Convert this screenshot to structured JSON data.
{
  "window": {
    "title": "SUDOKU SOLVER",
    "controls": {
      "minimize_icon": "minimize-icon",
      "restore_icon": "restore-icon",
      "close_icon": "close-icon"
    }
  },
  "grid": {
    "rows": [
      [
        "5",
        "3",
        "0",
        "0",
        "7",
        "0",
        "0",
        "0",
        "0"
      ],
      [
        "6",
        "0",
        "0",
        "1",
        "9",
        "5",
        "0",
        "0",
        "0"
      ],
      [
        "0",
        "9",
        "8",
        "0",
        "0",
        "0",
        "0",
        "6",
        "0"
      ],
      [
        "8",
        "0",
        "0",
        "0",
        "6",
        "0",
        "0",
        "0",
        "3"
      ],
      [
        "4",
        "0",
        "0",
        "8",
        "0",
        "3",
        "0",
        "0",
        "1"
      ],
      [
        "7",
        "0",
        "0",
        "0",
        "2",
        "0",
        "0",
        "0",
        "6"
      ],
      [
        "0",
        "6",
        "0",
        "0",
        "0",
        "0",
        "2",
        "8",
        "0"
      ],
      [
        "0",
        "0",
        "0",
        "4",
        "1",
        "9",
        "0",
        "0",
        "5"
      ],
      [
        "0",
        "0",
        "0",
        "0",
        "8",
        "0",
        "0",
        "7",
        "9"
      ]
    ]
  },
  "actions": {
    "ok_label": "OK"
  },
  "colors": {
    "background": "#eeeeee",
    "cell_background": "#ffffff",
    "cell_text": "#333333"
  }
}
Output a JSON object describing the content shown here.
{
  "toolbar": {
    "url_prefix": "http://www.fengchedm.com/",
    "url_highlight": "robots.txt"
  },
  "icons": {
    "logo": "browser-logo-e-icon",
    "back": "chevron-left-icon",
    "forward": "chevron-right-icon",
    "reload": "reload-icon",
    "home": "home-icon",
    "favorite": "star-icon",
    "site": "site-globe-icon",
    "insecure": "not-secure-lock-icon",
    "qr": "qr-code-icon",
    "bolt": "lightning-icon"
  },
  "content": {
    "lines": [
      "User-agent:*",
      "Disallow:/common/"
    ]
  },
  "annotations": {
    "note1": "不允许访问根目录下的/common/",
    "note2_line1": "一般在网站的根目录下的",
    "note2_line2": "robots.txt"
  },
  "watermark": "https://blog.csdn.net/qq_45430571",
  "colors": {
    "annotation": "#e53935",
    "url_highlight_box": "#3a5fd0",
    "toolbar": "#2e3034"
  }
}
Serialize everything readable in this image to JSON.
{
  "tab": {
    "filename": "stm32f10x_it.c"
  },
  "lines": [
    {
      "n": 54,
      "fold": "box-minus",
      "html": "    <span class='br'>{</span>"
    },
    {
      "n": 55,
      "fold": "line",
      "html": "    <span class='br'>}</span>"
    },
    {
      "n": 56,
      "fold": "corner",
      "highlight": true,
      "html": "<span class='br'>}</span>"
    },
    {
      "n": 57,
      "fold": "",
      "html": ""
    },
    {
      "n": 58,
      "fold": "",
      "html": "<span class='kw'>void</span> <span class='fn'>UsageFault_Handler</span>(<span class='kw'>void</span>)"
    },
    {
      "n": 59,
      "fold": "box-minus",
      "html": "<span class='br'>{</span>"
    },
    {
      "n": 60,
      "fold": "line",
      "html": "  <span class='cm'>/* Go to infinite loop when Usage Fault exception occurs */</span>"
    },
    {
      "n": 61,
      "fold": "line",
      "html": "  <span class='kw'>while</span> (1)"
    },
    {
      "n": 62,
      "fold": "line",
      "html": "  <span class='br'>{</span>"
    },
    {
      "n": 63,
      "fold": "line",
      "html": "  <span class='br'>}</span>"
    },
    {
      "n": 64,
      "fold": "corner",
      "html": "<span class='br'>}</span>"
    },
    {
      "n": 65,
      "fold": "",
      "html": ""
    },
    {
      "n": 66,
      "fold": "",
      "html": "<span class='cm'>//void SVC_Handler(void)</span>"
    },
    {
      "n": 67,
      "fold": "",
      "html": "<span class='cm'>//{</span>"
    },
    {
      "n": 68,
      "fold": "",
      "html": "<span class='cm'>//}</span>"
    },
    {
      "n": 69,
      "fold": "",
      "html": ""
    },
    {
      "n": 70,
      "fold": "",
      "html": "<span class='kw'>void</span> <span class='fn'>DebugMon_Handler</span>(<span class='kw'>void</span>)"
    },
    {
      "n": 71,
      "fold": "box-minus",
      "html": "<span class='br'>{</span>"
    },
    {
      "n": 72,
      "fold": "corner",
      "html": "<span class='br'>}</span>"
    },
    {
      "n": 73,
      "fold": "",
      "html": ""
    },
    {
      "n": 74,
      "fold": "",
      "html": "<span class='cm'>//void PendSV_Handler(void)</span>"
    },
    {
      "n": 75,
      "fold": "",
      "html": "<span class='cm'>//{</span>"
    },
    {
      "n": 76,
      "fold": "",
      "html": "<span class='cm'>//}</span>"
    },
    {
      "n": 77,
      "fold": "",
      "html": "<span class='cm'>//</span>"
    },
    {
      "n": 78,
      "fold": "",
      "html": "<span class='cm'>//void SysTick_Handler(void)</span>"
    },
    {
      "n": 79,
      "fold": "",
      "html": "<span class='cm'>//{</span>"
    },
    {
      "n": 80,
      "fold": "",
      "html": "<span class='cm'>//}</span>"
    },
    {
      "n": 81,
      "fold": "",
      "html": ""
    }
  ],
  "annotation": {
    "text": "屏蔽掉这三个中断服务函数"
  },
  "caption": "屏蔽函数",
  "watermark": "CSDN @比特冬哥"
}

Task goal:
Each line in the listing above that contains "common" should be copied.

Solution to the problem:
      "Disallow:/common/"
    "note1": "不允许访问根目录下的/common/",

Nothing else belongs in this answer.